> [Written tasks]:
A. Answer these questions from the journal:
(i) Which director wore the blue and white blouse that the writer tried on?
(ii) How many women did the pictures of the silk factory actually show?
(iii) Which dog has become chasemates with Snow King?
B. Copy word for word the stretch of the journal that starts with "I talked to" and ends after "whip near me.".

> [Extract to read]:
CHINA JOURNAL—Monday, May 20 through Saturday, May 26, 2002

The weather has turned hot and muggy. Well, actually, it is not that hot. It is just that the mugginess makes it seem hotter than it is. Cotton is definitely the cloth of the day. One of the directors, Zhang Zhong, came into the office wearing a cotton blue and white Chinese style blouse that I loved...Chinese neck, blue frogs down the front, and the cut to be worn outside instead of tucked in. When I complimented her on it, she motioned me into the piano practice room next to our office and took it off for me to try on. She is much shorter and much bustier than I but it fit well. She stood there in her bra while she sent me up to look at the mirror on the next floor. She was all set to give it to me, but I convinced her that I really wanted to buy one. Later that night, when Fu Ling was insistent we would go buy me a particular pair of shoes that she liked and was sure I would (and I know I wouldn't), I suggested instead that what I really would like to buy was a blouse like Zhang Zhong's. So, hopefully that may happen.

            I spent Tuesday morning at the office going over some teacher applications and showing Li Di how to repost one of the job ads that only stays posted for one month. We also got to talk over my last tour. They are still working on it, but it looks as if the idea of leaving school a week early was a passing statement of generosity that has been forgotten, so I will have ten days. Jo Critchlow had mentioned a park called Zhang Jai Jie and they all said it was beautiful...so we will see. My two ``must do'' places are the Yangtze River Three Gorges and Xian. Huang Shan is a particularly beautiful mountain that is popular too. Patience!

            Like a good newspaper, I have a correction to make. I really have two, but the second one keeps leaving me. When I described the silk factory and the eight women who pulled one batch of silk out to a full double size comforter size, I was wrong on the number. The pictures came in and there were only four women. How did they get it to fit the corners? They must have had an angel on each corner that I was counting.

            I talked to Ren Hai Ying about the shepherds having whips instead of crooks. I realized there is another difference. The shepherds we visualize use the crooks to rescue lambs which fall into crevasses, but they use dogs to move the sheep and keep them under control. In China, there are no crevasses where the sheep are grazing (usually along the roadside) and they have no dogs to move the sheep along. So the whip becomes the ``sheep mover''. I'm sure I'd move if someone cracked a whip near me.

            We have been having great entertainment at home. Snow King, the big, white, male cat, stays in the office with the door closed. The three dogs roam the living room with the doors to the bedrooms closed. Zhang Jie is giving them some play time together. Charlie, the white dog, and Snow King, the white cat, have become chasemates. The cat is fearless. They play a fairly quiet game of chase and often end up nose to nose. Ling Ling, is neutral about the cat, but Cong Cong, the little one, is very noisy around the cat. One night when Zhang Ji Sheng had them all out in the living room and it got noisy, he put the cat up on a bar stool chair, where he sat watching the action below. Next thing I knew, the cat was down and he had put Cong Cong up on the chair. Cong Cong won't jump from there so she just sat and watched. She did object when Zhang Ji Sheng put out the cats' food, and Snow King went over and ate Cong Cong's food right next to the two dogs. Sometimes when Snow King has been put in the study with the door closed, you suddenly hear this terrible racket as if he is knocking over all sorts of things. He wants out. So he runs and leaps at the door, scrambling all the way up to the ledge of the window and hangs on with his claws. Interesting group.

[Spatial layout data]
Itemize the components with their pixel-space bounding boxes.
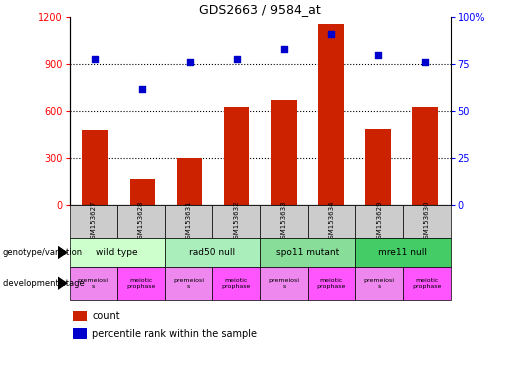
Bar bbox=[73, 311, 87, 321]
Text: mre11 null: mre11 null bbox=[379, 248, 427, 257]
Text: GSM153630: GSM153630 bbox=[424, 200, 430, 243]
Point bbox=[91, 56, 99, 62]
Text: meiotic
prophase: meiotic prophase bbox=[221, 278, 251, 289]
Title: GDS2663 / 9584_at: GDS2663 / 9584_at bbox=[199, 3, 321, 16]
Point bbox=[185, 60, 194, 66]
Polygon shape bbox=[58, 276, 68, 290]
Bar bbox=[403, 205, 451, 238]
Bar bbox=[165, 267, 212, 300]
Bar bbox=[177, 158, 202, 205]
Bar bbox=[318, 24, 344, 205]
Bar bbox=[129, 179, 156, 205]
Bar bbox=[82, 130, 108, 205]
Bar bbox=[165, 205, 212, 238]
Text: premeiosi
s: premeiosi s bbox=[268, 278, 299, 289]
Bar bbox=[271, 100, 297, 205]
Point bbox=[139, 86, 147, 92]
Bar bbox=[355, 238, 451, 267]
Point bbox=[327, 31, 335, 37]
Bar bbox=[224, 107, 249, 205]
Text: premeiosi
s: premeiosi s bbox=[78, 278, 109, 289]
Bar bbox=[70, 205, 117, 238]
Bar bbox=[260, 205, 308, 238]
Text: premeiosi
s: premeiosi s bbox=[364, 278, 394, 289]
Bar bbox=[73, 328, 87, 339]
Bar bbox=[213, 205, 260, 238]
Bar bbox=[213, 267, 260, 300]
Bar bbox=[70, 267, 117, 300]
Bar bbox=[355, 205, 403, 238]
Text: percentile rank within the sample: percentile rank within the sample bbox=[92, 329, 258, 339]
Polygon shape bbox=[58, 246, 68, 260]
Point bbox=[232, 56, 241, 62]
Bar bbox=[365, 129, 391, 205]
Text: genotype/variation: genotype/variation bbox=[3, 248, 83, 257]
Bar bbox=[165, 238, 260, 267]
Point bbox=[373, 52, 382, 58]
Text: count: count bbox=[92, 311, 120, 321]
Bar bbox=[307, 205, 355, 238]
Text: GSM153632: GSM153632 bbox=[233, 200, 239, 243]
Bar bbox=[70, 238, 165, 267]
Text: rad50 null: rad50 null bbox=[190, 248, 235, 257]
Text: GSM153628: GSM153628 bbox=[138, 200, 144, 243]
Bar bbox=[117, 267, 165, 300]
Text: development stage: development stage bbox=[3, 279, 84, 288]
Bar bbox=[355, 267, 403, 300]
Bar bbox=[117, 205, 165, 238]
Text: meiotic
prophase: meiotic prophase bbox=[126, 278, 156, 289]
Text: GSM153633: GSM153633 bbox=[281, 200, 287, 243]
Point bbox=[280, 46, 288, 52]
Text: wild type: wild type bbox=[96, 248, 138, 257]
Bar bbox=[260, 267, 308, 300]
Bar bbox=[307, 267, 355, 300]
Text: premeiosi
s: premeiosi s bbox=[173, 278, 204, 289]
Text: GSM153634: GSM153634 bbox=[329, 200, 335, 243]
Bar bbox=[403, 267, 451, 300]
Text: GSM153627: GSM153627 bbox=[90, 200, 96, 243]
Text: GSM153629: GSM153629 bbox=[376, 200, 382, 243]
Text: meiotic
prophase: meiotic prophase bbox=[412, 278, 441, 289]
Text: spo11 mutant: spo11 mutant bbox=[276, 248, 339, 257]
Point bbox=[421, 60, 429, 66]
Text: meiotic
prophase: meiotic prophase bbox=[317, 278, 346, 289]
Bar bbox=[260, 238, 355, 267]
Text: GSM153631: GSM153631 bbox=[185, 200, 192, 243]
Bar bbox=[412, 108, 438, 205]
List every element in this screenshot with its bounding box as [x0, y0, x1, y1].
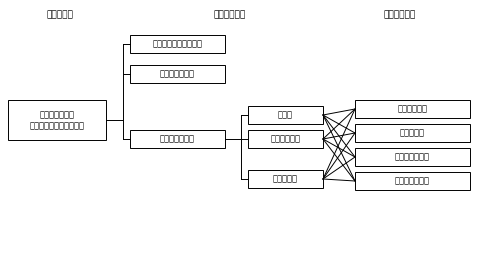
Bar: [355, 100, 470, 118]
Bar: [130, 130, 225, 148]
Bar: [130, 65, 225, 83]
Bar: [8, 100, 106, 140]
Bar: [355, 148, 470, 166]
Text: （発泡方法）: （発泡方法）: [214, 10, 246, 19]
Bar: [248, 106, 323, 124]
Text: 機　械　発　泡: 機 械 発 泡: [160, 135, 195, 144]
Bar: [355, 172, 470, 190]
Bar: [130, 35, 225, 53]
Text: ポリオール成分
ポリイソシアネート成分: ポリオール成分 ポリイソシアネート成分: [29, 110, 85, 130]
Text: スプレー法: スプレー法: [273, 174, 298, 183]
Text: 簡　易　発　泡: 簡 易 発 泡: [160, 70, 195, 78]
Bar: [248, 170, 323, 188]
Text: （成形方法）: （成形方法）: [384, 10, 416, 19]
Bar: [248, 130, 323, 148]
Text: モールド成形: モールド成形: [398, 104, 427, 114]
Text: ハンドミキシング発泡: ハンドミキシング発泡: [153, 40, 202, 49]
Text: （原　液）: （原 液）: [46, 10, 73, 19]
Text: スラブ成形: スラブ成形: [400, 129, 425, 137]
Text: ラミネート成形: ラミネート成形: [395, 152, 430, 162]
Text: フロス注入法: フロス注入法: [270, 135, 300, 144]
Text: 注入法: 注入法: [278, 110, 293, 119]
Bar: [355, 124, 470, 142]
Text: 現　場　発　泡: 現 場 発 泡: [395, 177, 430, 185]
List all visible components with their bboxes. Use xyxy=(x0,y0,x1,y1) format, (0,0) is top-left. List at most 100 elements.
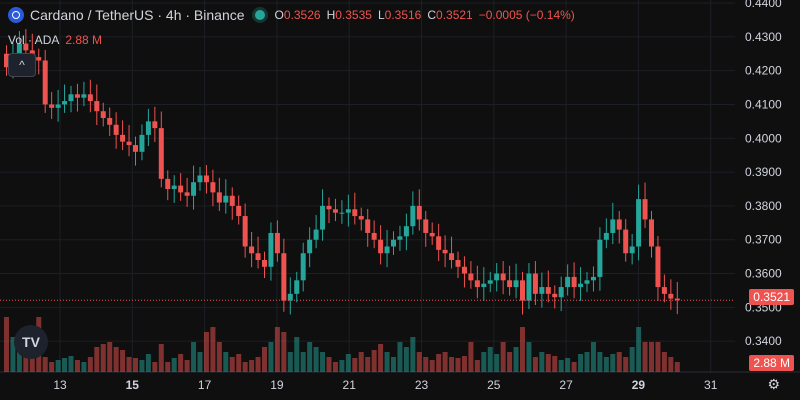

> [Answers to the exercise]:
A.
(i) Zhang Zhong
(ii) Four
(iii) Charlie, the white dog

B.
I talked to Ren Hai Ying about the shepherds having whips instead of crooks. I realized there is another difference. The shepherds we visualize use the crooks to rescue lambs which fall into crevasses, but they use dogs to move the sheep and keep them under control. In China, there are no crevasses where the sheep are grazing (usually along the roadside) and they have no dogs to move the sheep along. So the whip becomes the ``sheep mover''. I'm sure I'd move if someone cracked a whip near me.